STATED PROBLEM A:
Which transforms does the forum post below list inside its transforms.Compose call?

QUOTED TEXT:
▬▬▬▬▬▬

How to improve pytroch model?

Question

Good evening, I have 4 classes with black and white images each class has 3000 images with a test of 600 images so how to improve this model and that’s my full code:

data_transform = transforms.Compose([
    transforms.Grayscale(num_output_channels=1),
    transforms.Resize(size=(150, 150)),
    transforms.ToTensor(),
    transforms.Normalize(mean=[0.5], std=[0.5]),
])

Loading Images using ImageFolder

train_data = datasets.ImageFolder(root=train_dir,
                                  transform=data_transform, # Transform the data
                                  target_transform=None) # Transform the Label

test_data = datasets.ImageFolder(root=test_dir,
                                  transform=data_transform, # Transform the data
                                  target_transform=None) # Transform the Label
train_data, test_data

Turn the data to DataLoader

BATCH_SIZE = 8

train_dataloader = DataLoader(
    dataset= train_data,
    batch_size=BATCH_SIZE, # How many images our model can see at the time
    num_workers=8,  # Number of CPU Cores
    shuffle=True
)

test_dataloader = DataLoader(
    dataset= test_data,
    batch_size=BATCH_SIZE, # How many images our model can see at the time
    num_workers=8,  # Number of CPU Cores
    shuffle=False
)

Create class

class TingVGG(nn.Module):
    def __init__(self, input_shape: int, hidden_units: int, output_shape: int) -> None:
        super().__init__()
        self.conv_block1 = nn.Sequential(
            
        nn.Conv2d(in_channels=input_shape,out_channels=hidden_units,kernel_size=3,stride=1,padding=1),
        nn.ReLU(),
        nn.MaxPool2d(kernel_size=2, stride=2),
        nn.Conv2d(in_channels=hidden_units, out_channels=hidden_units, kernel_size=3,stride=1,padding=1),
        nn.ReLU(),
        nn.MaxPool2d(kernel_size=2, stride=2),
        nn.Conv2d(in_channels=hidden_units, out_channels=hidden_units, kernel_size=3,stride=1,padding=1),
        nn.ReLU(),
        nn.MaxPool2d(kernel_size=2, stride=2)
        
        )
               
        self.dropout = nn.Dropout(0.4)

▬▬▬▬▬▬

RECORDS FOR THE TASK:
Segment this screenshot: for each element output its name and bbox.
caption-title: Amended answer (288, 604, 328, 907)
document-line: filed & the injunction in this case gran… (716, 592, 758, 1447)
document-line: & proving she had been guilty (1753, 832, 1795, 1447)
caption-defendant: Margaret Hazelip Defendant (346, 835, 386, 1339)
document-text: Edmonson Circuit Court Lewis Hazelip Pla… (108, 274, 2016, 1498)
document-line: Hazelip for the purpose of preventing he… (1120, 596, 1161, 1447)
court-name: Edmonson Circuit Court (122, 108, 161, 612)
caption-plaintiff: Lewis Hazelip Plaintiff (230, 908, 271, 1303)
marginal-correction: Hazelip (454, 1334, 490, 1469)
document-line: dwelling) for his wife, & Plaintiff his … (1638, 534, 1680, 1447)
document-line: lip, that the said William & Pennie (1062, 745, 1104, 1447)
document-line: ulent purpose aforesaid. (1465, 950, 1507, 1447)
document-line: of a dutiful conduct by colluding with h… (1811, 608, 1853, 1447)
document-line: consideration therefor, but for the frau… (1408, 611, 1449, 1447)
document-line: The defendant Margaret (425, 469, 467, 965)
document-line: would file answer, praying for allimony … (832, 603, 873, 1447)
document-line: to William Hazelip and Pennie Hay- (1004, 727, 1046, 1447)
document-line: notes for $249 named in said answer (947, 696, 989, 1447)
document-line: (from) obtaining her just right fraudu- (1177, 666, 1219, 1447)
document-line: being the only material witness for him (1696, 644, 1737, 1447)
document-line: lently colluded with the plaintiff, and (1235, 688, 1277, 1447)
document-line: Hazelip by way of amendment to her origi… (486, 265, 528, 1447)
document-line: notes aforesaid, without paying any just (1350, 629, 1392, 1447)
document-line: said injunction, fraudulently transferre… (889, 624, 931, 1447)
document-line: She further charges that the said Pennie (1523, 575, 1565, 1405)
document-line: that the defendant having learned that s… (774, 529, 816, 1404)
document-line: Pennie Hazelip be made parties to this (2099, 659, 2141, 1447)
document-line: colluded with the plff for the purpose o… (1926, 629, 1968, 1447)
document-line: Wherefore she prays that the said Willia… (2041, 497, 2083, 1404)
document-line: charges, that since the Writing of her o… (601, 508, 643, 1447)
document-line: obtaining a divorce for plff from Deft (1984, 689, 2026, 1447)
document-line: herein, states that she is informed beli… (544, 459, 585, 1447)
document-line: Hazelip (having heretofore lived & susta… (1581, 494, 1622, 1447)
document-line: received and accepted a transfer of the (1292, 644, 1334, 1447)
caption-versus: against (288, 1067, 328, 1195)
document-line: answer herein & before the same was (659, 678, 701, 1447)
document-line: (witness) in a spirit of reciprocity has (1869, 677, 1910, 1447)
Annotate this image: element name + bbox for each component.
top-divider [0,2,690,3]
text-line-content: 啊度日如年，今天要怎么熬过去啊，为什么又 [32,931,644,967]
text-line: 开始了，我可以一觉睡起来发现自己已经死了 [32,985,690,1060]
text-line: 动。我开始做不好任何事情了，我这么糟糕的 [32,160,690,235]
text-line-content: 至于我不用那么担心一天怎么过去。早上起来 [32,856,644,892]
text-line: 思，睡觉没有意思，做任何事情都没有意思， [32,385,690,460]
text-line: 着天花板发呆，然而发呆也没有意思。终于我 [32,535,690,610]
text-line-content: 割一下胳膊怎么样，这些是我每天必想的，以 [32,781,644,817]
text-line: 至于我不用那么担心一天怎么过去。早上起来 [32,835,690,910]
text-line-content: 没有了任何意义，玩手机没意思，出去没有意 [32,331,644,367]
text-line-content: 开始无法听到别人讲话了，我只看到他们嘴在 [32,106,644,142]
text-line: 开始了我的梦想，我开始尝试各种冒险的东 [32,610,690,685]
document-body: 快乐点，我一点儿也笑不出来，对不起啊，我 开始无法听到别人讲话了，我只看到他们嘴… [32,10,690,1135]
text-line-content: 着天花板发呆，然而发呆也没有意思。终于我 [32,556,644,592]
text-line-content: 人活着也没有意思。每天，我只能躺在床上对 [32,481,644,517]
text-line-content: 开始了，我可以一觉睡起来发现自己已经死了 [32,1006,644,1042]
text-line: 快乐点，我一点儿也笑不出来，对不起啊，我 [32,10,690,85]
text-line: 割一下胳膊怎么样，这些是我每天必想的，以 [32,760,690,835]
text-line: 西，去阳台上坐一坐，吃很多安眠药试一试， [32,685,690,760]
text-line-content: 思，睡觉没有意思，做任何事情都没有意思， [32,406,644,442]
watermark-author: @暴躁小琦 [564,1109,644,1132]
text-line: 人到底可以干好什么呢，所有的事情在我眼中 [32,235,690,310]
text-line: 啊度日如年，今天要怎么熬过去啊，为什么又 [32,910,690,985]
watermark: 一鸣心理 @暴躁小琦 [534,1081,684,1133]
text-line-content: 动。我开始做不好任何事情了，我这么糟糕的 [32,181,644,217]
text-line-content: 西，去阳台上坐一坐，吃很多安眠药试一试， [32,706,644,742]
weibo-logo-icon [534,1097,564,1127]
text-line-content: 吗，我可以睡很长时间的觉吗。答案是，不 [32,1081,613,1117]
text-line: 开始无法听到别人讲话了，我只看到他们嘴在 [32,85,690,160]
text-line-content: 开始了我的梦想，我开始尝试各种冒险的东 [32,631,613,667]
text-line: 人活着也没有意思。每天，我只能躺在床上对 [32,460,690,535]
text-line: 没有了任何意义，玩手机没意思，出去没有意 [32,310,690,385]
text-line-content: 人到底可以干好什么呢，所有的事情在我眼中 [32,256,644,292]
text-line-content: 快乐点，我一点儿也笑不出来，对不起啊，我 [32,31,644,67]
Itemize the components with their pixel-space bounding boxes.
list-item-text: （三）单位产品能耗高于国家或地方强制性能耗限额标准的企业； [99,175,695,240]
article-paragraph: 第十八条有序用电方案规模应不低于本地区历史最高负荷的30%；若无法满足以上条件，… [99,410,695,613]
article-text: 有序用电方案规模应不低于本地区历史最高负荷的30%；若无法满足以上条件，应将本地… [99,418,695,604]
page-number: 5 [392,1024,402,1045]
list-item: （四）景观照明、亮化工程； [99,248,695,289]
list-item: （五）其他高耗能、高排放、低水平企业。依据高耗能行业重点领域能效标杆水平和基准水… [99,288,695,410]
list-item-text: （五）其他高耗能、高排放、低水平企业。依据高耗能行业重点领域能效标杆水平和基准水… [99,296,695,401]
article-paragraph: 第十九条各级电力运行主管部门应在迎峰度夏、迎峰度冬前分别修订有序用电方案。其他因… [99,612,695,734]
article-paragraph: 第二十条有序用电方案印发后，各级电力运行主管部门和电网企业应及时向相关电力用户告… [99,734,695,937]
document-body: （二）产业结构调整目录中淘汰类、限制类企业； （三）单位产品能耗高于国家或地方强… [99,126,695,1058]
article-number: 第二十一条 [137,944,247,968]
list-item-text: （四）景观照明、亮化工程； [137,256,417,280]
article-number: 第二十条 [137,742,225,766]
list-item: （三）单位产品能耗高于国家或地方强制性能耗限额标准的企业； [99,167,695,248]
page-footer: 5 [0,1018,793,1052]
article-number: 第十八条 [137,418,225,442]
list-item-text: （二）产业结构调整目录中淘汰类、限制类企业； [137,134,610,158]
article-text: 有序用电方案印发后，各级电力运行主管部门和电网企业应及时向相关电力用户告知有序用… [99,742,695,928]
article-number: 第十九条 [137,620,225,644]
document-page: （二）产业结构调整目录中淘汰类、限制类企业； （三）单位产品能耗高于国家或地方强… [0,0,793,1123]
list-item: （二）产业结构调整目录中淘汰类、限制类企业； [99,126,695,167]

▬▬▬▬▬▬

STATED PROBLEM B:
Can you reproduce the records from their first line through the line containing "document-line: notes aforesaid, without", changing every "Hazelip" to "Hazlett" and leaving everything else intact?

TASK OUTPUT A:
transforms.Grayscale, transforms.Resize, transforms.ToTensor, transforms.Normalize

TASK OUTPUT B:
Segment this screenshot: for each element output its name and bbox.
caption-title: Amended answer (288, 604, 328, 907)
document-line: filed & the injunction in this case gran… (716, 592, 758, 1447)
document-line: & proving she had been guilty (1753, 832, 1795, 1447)
caption-defendant: Margaret Hazlett Defendant (346, 835, 386, 1339)
document-text: Edmonson Circuit Court Lewis Hazlett Pla… (108, 274, 2016, 1498)
document-line: Hazlett for the purpose of preventing he… (1120, 596, 1161, 1447)
court-name: Edmonson Circuit Court (122, 108, 161, 612)
caption-plaintiff: Lewis Hazlett Plaintiff (230, 908, 271, 1303)
marginal-correction: Hazlett (454, 1334, 490, 1469)
document-line: dwelling) for his wife, & Plaintiff his … (1638, 534, 1680, 1447)
document-line: lip, that the said William & Pennie (1062, 745, 1104, 1447)
document-line: ulent purpose aforesaid. (1465, 950, 1507, 1447)
document-line: of a dutiful conduct by colluding with h… (1811, 608, 1853, 1447)
document-line: consideration therefor, but for the frau… (1408, 611, 1449, 1447)
document-line: The defendant Margaret (425, 469, 467, 965)
document-line: would file answer, praying for allimony … (832, 603, 873, 1447)
document-line: to William Hazlett and Pennie Hay- (1004, 727, 1046, 1447)
document-line: notes for $249 named in said answer (947, 696, 989, 1447)
document-line: (from) obtaining her just right fraudu- (1177, 666, 1219, 1447)
document-line: being the only material witness for him (1696, 644, 1737, 1447)
document-line: lently colluded with the plaintiff, and (1235, 688, 1277, 1447)
document-line: Hazlett by way of amendment to her origi… (486, 265, 528, 1447)
document-line: notes aforesaid, without paying any just (1350, 629, 1392, 1447)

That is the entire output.